*Task description*. Every entry that follows should be reproduced exactly.
[BEGIN Input records]
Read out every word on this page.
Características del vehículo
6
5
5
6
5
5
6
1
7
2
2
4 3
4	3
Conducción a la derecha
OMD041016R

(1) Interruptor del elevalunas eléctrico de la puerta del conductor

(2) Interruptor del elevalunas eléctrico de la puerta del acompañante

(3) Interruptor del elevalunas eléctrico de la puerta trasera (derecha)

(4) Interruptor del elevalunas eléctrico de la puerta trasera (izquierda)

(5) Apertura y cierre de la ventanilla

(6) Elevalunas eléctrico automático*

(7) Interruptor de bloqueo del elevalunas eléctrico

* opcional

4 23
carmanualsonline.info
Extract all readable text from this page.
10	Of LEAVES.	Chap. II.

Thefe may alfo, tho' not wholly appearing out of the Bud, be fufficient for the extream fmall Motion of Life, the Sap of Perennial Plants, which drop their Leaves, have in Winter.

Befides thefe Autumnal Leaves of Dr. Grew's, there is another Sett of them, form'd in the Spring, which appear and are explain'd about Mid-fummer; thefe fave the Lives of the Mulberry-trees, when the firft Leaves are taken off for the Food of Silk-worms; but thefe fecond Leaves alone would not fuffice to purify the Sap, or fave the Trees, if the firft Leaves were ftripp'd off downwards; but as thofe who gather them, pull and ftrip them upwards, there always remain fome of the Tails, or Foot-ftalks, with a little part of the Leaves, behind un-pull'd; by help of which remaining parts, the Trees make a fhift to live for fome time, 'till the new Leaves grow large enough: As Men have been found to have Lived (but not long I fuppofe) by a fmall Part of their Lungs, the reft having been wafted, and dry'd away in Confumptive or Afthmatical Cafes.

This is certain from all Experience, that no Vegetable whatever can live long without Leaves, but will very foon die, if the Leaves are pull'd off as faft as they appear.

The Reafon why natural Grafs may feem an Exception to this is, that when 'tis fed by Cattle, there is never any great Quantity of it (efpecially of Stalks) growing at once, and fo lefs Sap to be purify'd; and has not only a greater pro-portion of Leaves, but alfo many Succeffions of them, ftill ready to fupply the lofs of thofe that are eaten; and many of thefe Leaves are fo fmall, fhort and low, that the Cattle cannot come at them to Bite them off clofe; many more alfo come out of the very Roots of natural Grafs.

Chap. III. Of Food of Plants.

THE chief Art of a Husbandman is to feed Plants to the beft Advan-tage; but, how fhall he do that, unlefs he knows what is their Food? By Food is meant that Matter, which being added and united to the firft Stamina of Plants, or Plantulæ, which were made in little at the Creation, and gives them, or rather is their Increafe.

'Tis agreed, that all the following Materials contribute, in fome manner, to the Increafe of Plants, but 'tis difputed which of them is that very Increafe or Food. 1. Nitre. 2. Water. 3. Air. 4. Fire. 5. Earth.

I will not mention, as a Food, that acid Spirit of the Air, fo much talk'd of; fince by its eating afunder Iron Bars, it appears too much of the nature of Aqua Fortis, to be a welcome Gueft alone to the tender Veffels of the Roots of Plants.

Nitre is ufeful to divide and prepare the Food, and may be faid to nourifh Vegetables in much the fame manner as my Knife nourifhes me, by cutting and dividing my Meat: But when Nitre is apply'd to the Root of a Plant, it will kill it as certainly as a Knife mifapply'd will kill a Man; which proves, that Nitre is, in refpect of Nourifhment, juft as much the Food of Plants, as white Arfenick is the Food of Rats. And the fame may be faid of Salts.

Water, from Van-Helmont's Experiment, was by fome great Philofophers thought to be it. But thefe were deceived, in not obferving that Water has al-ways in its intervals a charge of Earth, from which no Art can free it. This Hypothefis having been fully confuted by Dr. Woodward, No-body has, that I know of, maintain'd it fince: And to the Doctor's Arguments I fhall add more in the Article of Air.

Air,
[END Input records]
*Task answer*.
Read out every word on this page.
Características del vehículo
6
5
5
6
5
5
6
1
7
2
2
4 3
4	3
Conducción a la derecha
OMD041016R

(1) Interruptor del elevalunas eléctrico de la puerta del conductor

(2) Interruptor del elevalunas eléctrico de la puerta del acompañante

(3) Interruptor del elevalunas eléctrico de la puerta trasera (derecha)

(4) Interruptor del elevalunas eléctrico de la puerta trasera (izquierda)

(5) Apertura y cierre de la ventanilla

(6) Elevalunas eléctrico automático*

(7) Interruptor de bloqueo del elevalunas eléctrico

* opcional

4 23
carmanualsonline.info
Extract all readable text from this page.
10	Of LEAVES.	Chap. II.

Thefe may alfo, tho' not wholly appearing out of the Bud, be fufficient for the extream fmall Motion of Life, the Sap of Perennial Plants, which drop their Leaves, have in Winter.

Befides thefe Autumnal Leaves of Dr. Grew's, there is another Sett of them, form'd in the Spring, which appear and are explain'd about Mid-fummer; thefe fave the Lives of the Mulberry-trees, when the firft Leaves are taken off for the Food of Silk-worms; but thefe fecond Leaves alone would not fuffice to purify the Sap, or fave the Trees, if the firft Leaves were ftripp'd off downwards; but as thofe who gather them, pull and ftrip them upwards, there always remain fome of the Tails, or Foot-ftalks, with a little part of the Leaves, behind un-pull'd; by help of which remaining parts, the Trees make a fhift to live for fome time, 'till the new Leaves grow large enough: As Men have been found to have Lived (but not long I fuppofe) by a fmall Part of their Lungs, the reft having been wafted, and dry'd away in Confumptive or Afthmatical Cafes.

This is certain from all Experience, that no Vegetable whatever can live long without Leaves, but will very foon die, if the Leaves are pull'd off as faft as they appear.

The Reafon why natural Grafs may feem an Exception to this is, that when 'tis fed by Cattle, there is never any great Quantity of it (efpecially of Stalks) growing at once, and fo lefs Sap to be purify'd; and has not only a greater pro-portion of Leaves, but alfo many Succeffions of them, ftill ready to fupply the lofs of thofe that are eaten; and many of thefe Leaves are fo fmall, fhort and low, that the Cattle cannot come at them to Bite them off clofe; many more alfo come out of the very Roots of natural Grafs.

Chap. III. Of Food of Plants.

THE chief Art of a Husbandman is to feed Plants to the beft Advan-tage; but, how fhall he do that, unlefs he knows what is their Food? By Food is meant that Matter, which being added and united to the firft Stamina of Plants, or Plantulæ, which were made in little at the Creation, and gives them, or rather is their Increafe.

'Tis agreed, that all the following Materials contribute, in fome manner, to the Increafe of Plants, but 'tis difputed which of them is that very Increafe or Food. 1. Nitre. 2. Water. 3. Air. 4. Fire. 5. Earth.

I will not mention, as a Food, that acid Spirit of the Air, fo much talk'd of; fince by its eating afunder Iron Bars, it appears too much of the nature of Aqua Fortis, to be a welcome Gueft alone to the tender Veffels of the Roots of Plants.

Nitre is ufeful to divide and prepare the Food, and may be faid to nourifh Vegetables in much the fame manner as my Knife nourifhes me, by cutting and dividing my Meat: But when Nitre is apply'd to the Root of a Plant, it will kill it as certainly as a Knife mifapply'd will kill a Man; which proves, that Nitre is, in refpect of Nourifhment, juft as much the Food of Plants, as white Arfenick is the Food of Rats. And the fame may be faid of Salts.

Water, from Van-Helmont's Experiment, was by fome great Philofophers thought to be it. But thefe were deceived, in not obferving that Water has al-ways in its intervals a charge of Earth, from which no Art can free it. This Hypothefis having been fully confuted by Dr. Woodward, No-body has, that I know of, maintain'd it fince: And to the Doctor's Arguments I fhall add more in the Article of Air.

Air,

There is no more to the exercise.